- _Exercise_: Scan the lines below for the string "icon" and copy every one that has it.
======== Record excerpts
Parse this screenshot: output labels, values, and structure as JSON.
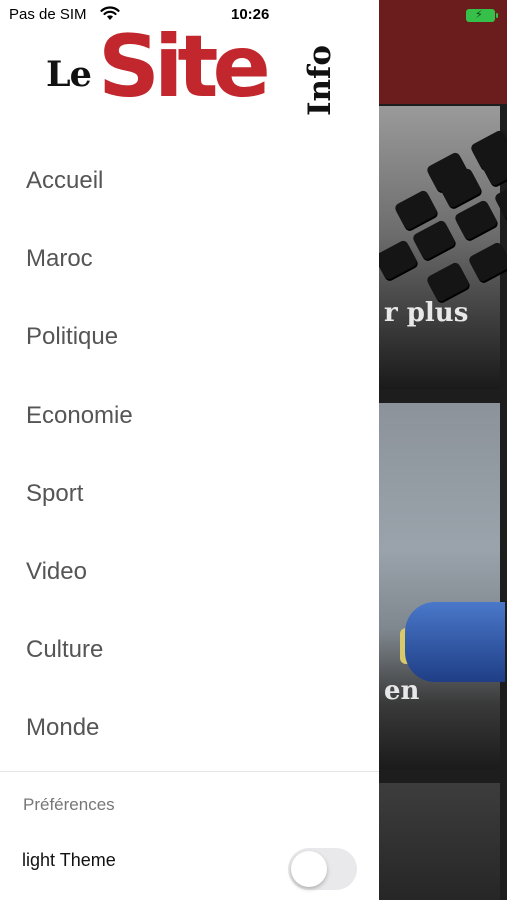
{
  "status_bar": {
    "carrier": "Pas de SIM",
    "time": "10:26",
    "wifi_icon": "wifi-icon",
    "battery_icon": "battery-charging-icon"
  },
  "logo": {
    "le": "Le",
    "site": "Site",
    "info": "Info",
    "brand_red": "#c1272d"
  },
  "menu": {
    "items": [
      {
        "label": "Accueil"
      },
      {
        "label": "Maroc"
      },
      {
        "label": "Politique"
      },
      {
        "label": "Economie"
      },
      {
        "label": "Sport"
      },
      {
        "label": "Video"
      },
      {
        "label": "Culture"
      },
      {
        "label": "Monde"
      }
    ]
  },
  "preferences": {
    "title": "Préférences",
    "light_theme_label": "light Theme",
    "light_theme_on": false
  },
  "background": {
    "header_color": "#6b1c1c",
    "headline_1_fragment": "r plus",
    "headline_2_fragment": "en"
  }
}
================
- _Answer for the task_:
    "wifi_icon": "wifi-icon",
    "battery_icon": "battery-charging-icon"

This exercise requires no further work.